===== DATA LISTING =====

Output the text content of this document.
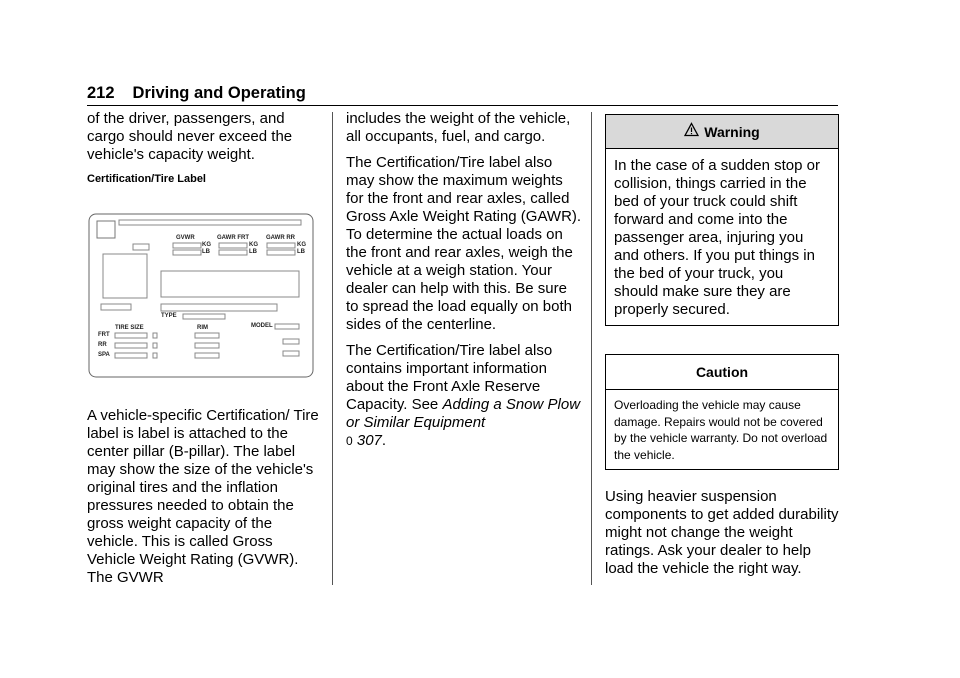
212 Driving and Operating

of the driver, passengers, and cargo should never exceed the vehicle's capacity weight.

Certification/Tire Label
GVWR	GAWR FRT	GAWR RR
KG
LB
KG
LB
KG
LB
TYPE
TIRE SIZE	RIM	MODEL
FRT
RR
SPA

A vehicle-specific Certification/ Tire label is label is attached to the center pillar (B-pillar). The label may show the size of the vehicle's original tires and the inflation pressures needed to obtain the gross weight capacity of the vehicle. This is called Gross Vehicle Weight Rating (GVWR). The GVWR

includes the weight of the vehicle, all occupants, fuel, and cargo.

The Certification/Tire label also may show the maximum weights for the front and rear axles, called Gross Axle Weight Rating (GAWR). To determine the actual loads on the front and rear axles, weigh the vehicle at a weigh station. Your dealer can help with this. Be sure to spread the load equally on both sides of the centerline.

The Certification/Tire label also contains important information about the Front Axle Reserve Capacity. See Adding a Snow Plow or Similar Equipment
0 307.

Warning
In the case of a sudden stop or collision, things carried in the bed of your truck could shift forward and come into the passenger area, injuring you and others. If you put things in the bed of your truck, you should make sure they are properly secured.
Caution
Overloading the vehicle may cause damage. Repairs would not be covered by the vehicle warranty. Do not overload the vehicle.

Using heavier suspension components to get added durability might not change the weight ratings. Ask your dealer to help load the vehicle the right way.
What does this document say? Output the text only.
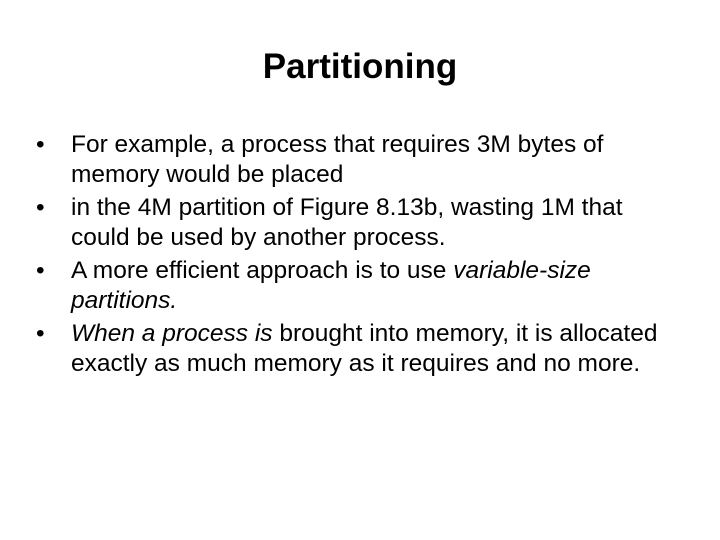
Partitioning
•	For example, a process that requires 3M bytes of memory would be placed
•	in the 4M partition of Figure 8.13b, wasting 1M that could be used by another process.
•	A more efficient approach is to use variable-size partitions.
•	When a process is brought into memory, it is allocated exactly as much memory as it requires and no more.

=====

WHAT YOU NEED TO DO: Among the lines of the data, identify those with the word "cargo". Copy each of them.

ANSWER:
of the driver, passengers, and cargo should never exceed the vehicle's capacity weight.
includes the weight of the vehicle, all occupants, fuel, and cargo.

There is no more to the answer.